A single number is the answer here: how many lines of the entries contain "arrow"?

======== TASK DATA

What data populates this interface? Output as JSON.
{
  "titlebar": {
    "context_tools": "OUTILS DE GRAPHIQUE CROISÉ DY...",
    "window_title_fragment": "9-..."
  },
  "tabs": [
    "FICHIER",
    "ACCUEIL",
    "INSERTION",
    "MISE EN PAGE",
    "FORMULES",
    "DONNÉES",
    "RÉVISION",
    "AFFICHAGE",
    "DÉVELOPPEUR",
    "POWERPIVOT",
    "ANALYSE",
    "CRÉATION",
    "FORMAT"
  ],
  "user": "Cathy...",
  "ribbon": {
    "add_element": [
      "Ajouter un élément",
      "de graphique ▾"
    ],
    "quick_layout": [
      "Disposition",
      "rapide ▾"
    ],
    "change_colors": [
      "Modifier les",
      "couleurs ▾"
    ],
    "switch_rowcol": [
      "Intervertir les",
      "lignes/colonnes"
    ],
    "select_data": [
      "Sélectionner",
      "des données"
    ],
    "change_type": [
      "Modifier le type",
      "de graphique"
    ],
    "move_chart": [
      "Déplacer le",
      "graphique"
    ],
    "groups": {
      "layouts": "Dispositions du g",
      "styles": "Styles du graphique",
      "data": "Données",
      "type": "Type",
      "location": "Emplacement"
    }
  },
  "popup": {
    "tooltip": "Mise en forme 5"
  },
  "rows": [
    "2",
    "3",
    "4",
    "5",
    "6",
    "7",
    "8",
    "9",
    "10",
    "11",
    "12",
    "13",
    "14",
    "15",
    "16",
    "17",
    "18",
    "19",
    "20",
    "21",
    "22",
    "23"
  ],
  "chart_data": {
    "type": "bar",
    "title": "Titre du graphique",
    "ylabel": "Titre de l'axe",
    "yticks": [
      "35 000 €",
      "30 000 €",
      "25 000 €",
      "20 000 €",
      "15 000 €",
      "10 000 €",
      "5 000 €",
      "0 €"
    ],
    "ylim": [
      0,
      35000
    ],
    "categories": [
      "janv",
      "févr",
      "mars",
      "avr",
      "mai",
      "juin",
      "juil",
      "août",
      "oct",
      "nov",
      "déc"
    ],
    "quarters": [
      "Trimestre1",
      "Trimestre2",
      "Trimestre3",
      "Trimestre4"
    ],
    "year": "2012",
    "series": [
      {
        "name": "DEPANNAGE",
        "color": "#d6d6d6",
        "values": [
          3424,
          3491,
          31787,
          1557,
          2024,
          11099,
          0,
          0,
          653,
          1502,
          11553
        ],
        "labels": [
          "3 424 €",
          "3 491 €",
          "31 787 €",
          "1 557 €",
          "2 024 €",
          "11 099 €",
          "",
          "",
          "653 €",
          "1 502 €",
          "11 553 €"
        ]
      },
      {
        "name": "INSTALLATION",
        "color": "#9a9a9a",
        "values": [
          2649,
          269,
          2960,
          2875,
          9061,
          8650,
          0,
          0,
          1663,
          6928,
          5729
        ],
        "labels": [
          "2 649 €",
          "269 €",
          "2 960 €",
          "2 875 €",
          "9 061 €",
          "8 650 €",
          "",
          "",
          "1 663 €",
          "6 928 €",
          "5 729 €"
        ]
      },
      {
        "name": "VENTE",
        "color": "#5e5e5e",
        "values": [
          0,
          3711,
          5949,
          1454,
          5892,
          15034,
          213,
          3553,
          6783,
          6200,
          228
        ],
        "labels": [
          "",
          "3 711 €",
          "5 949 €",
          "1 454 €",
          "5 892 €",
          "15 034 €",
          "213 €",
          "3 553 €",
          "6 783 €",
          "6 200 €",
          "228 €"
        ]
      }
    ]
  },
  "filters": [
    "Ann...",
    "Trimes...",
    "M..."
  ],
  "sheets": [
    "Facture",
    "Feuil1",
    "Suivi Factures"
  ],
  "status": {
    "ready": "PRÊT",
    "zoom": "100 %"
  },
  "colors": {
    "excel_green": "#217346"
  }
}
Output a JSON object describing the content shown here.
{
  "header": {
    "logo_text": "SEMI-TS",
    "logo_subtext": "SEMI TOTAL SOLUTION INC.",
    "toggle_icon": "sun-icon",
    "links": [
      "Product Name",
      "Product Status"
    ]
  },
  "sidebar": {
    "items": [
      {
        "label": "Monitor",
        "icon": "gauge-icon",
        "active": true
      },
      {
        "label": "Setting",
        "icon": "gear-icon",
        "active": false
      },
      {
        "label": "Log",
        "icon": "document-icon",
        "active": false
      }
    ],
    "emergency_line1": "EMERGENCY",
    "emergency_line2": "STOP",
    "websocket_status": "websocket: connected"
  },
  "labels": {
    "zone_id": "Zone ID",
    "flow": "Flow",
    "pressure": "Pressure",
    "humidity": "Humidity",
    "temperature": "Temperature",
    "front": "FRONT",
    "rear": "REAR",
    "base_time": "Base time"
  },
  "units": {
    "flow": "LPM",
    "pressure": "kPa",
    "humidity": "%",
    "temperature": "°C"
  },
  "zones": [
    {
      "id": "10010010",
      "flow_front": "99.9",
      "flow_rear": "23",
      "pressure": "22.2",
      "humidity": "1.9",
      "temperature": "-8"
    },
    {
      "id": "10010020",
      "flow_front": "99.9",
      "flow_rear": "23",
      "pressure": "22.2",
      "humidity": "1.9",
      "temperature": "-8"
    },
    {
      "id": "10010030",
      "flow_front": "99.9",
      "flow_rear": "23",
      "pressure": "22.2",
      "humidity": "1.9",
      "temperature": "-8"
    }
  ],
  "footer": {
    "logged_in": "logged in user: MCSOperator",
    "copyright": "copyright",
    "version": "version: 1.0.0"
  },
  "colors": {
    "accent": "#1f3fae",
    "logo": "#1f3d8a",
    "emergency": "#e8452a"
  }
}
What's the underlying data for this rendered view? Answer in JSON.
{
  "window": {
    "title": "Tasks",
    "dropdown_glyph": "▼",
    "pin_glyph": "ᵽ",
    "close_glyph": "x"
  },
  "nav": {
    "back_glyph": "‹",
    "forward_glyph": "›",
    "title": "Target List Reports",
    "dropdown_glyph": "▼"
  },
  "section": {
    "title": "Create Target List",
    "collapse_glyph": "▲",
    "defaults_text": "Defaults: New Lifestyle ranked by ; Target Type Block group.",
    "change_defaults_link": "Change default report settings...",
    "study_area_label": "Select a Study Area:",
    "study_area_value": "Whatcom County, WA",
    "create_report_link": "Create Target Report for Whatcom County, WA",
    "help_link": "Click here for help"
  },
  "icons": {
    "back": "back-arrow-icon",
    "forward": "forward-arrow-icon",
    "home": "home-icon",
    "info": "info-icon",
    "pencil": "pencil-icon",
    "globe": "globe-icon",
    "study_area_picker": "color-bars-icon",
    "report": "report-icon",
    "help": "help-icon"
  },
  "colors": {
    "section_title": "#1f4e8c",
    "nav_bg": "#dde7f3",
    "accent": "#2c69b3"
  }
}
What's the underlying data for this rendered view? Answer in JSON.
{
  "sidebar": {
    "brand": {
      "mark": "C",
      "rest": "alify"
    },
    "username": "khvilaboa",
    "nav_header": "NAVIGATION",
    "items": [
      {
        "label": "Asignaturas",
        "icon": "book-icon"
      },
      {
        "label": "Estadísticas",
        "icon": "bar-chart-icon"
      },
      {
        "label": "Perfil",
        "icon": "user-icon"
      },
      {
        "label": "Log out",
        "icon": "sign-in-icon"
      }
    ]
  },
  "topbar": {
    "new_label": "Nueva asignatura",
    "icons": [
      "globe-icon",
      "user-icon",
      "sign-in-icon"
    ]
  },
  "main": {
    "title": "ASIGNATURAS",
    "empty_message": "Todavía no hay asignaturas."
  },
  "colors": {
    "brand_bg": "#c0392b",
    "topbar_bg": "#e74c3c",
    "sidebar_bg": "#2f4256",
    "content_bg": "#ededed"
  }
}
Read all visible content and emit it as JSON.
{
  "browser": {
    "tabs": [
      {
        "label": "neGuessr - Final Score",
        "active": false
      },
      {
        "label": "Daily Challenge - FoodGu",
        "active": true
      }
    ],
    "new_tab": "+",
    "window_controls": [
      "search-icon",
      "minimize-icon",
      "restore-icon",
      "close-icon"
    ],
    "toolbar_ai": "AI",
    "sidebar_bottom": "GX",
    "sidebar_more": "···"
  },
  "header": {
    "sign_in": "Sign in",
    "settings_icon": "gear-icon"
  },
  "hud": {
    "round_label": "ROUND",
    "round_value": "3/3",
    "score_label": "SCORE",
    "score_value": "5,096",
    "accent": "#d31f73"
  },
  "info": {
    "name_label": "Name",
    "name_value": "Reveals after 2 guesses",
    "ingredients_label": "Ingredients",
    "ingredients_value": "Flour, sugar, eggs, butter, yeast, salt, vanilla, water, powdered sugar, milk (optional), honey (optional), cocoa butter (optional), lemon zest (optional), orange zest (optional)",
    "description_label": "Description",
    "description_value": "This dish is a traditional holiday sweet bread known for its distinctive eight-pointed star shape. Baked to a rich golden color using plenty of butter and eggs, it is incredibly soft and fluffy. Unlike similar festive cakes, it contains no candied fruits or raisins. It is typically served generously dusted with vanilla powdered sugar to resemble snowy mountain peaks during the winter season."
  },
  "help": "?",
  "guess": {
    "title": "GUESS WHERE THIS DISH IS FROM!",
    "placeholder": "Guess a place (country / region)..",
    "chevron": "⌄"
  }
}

================

_EXERCISE RESPONSE:_ 2